Collect all lines below with the string "leis".
▽
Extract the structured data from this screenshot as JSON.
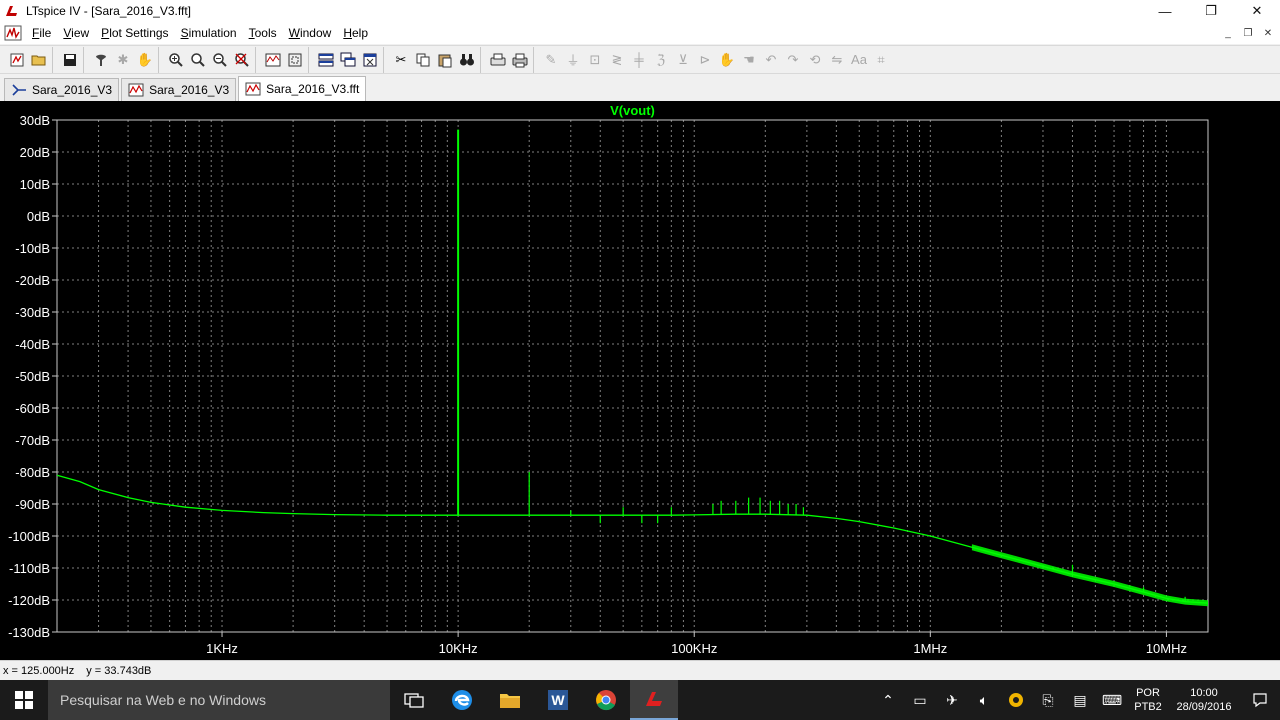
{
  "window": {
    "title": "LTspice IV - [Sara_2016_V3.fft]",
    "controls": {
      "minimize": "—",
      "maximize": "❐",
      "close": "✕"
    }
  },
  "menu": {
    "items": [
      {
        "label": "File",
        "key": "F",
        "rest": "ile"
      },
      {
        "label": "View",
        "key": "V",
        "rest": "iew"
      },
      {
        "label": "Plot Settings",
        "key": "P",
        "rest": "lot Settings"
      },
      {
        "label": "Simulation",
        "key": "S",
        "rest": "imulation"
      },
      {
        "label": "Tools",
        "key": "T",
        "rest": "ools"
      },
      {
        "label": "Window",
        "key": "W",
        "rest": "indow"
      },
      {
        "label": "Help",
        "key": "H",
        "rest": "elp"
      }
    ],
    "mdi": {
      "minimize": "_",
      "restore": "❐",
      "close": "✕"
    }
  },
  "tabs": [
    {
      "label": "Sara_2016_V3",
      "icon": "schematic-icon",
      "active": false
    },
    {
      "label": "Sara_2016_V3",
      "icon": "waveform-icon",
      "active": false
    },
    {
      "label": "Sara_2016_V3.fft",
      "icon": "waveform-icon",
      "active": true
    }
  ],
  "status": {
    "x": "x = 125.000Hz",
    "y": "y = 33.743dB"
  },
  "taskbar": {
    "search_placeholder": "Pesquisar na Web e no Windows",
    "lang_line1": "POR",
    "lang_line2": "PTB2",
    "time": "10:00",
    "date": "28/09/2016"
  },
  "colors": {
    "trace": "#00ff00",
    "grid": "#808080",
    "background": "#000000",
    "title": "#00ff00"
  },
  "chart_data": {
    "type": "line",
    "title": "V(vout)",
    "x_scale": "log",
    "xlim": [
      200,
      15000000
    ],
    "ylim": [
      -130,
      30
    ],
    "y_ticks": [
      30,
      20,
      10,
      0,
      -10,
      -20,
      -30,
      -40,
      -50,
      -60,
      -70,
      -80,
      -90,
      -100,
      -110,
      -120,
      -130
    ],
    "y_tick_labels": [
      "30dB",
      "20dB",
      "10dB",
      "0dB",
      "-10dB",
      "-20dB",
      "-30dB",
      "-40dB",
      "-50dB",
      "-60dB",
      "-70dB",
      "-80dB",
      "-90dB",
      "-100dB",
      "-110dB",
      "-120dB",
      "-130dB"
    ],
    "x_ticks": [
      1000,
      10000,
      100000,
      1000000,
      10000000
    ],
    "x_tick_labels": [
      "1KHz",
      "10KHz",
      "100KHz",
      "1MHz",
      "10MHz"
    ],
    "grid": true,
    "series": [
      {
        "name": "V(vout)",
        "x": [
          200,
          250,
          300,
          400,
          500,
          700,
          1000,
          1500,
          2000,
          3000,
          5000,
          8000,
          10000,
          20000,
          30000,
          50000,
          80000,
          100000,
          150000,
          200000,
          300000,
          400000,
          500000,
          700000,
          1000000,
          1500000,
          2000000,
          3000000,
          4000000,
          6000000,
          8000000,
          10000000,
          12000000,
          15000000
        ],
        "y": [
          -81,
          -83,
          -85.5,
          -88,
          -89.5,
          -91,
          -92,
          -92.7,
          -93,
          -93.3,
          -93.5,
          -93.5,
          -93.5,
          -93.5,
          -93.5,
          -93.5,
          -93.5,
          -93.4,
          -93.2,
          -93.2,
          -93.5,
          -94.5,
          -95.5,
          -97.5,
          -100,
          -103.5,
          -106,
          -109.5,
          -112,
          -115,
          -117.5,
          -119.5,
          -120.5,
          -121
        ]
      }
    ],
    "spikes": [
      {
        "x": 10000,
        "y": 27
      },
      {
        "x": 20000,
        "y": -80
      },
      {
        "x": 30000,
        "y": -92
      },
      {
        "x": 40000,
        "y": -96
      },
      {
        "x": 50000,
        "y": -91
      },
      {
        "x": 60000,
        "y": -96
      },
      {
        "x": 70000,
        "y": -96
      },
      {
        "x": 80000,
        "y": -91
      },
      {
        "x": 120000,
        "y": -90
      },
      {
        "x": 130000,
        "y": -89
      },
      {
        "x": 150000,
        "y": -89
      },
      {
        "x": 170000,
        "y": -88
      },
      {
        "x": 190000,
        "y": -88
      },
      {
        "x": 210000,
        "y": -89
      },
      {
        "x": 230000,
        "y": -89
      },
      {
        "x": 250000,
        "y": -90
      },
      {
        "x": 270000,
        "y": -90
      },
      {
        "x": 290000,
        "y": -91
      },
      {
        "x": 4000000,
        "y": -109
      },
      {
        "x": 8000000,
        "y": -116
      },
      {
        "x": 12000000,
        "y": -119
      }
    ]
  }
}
△
▽
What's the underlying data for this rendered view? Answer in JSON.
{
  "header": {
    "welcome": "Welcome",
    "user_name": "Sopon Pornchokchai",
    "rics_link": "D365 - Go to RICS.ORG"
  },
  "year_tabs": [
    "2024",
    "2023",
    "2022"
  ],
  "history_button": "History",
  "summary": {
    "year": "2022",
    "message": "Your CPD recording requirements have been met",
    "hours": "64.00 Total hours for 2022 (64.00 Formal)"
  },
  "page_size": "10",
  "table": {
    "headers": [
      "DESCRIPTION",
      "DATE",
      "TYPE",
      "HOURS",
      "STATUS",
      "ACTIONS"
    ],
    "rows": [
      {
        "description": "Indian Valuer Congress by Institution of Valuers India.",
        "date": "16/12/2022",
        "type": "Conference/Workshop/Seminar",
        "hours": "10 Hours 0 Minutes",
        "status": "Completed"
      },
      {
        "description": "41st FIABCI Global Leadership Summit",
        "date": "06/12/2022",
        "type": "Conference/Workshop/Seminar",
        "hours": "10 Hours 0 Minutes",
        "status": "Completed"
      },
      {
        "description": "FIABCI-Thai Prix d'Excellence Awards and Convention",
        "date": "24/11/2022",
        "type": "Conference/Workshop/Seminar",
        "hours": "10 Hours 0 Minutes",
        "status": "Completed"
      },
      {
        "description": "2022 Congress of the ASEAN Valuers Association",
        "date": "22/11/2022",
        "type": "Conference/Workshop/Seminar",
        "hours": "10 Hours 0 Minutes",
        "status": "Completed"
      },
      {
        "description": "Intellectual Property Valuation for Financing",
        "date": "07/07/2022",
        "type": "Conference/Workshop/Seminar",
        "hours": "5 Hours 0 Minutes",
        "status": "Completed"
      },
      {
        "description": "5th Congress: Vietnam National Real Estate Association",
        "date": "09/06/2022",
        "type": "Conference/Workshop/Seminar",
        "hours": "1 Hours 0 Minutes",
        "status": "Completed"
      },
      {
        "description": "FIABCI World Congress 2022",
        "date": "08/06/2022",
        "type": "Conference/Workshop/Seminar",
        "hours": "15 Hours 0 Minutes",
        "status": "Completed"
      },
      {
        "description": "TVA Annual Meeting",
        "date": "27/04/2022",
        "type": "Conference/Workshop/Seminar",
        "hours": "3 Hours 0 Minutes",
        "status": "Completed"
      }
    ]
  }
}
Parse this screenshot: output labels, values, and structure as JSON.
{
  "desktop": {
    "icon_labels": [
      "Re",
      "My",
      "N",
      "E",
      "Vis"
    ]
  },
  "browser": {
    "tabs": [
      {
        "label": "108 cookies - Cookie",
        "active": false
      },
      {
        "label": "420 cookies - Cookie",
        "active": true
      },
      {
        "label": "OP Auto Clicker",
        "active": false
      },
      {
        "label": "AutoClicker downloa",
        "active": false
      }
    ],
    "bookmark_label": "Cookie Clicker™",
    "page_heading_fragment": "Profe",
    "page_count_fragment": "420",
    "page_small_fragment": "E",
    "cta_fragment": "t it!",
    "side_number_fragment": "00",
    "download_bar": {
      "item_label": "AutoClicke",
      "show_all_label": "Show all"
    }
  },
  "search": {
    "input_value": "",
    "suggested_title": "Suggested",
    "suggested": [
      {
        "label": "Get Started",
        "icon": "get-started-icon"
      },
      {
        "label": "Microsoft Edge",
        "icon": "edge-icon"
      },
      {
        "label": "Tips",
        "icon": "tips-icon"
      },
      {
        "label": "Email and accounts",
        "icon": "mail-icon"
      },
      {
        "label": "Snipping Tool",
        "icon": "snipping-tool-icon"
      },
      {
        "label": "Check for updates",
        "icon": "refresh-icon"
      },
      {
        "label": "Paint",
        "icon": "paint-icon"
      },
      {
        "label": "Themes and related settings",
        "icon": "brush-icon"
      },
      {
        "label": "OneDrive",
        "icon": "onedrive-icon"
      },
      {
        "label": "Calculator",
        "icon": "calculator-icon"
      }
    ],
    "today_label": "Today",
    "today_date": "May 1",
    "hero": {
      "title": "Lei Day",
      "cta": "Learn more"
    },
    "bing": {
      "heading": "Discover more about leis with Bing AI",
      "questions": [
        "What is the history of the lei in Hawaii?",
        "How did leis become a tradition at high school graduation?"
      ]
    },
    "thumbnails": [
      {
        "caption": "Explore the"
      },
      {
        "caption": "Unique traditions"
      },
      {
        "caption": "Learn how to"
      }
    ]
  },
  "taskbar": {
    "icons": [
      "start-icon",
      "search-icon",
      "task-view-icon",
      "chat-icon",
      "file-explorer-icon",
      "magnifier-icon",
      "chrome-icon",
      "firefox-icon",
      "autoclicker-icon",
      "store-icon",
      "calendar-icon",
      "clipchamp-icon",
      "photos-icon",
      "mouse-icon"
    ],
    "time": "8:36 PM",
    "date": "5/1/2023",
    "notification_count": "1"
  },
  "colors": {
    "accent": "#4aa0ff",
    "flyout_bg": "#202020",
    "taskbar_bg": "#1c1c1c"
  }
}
△
◆ REPLY
      "heading": "Discover more about leis with Bing AI",
        "How did leis become a tradition at high school graduation?"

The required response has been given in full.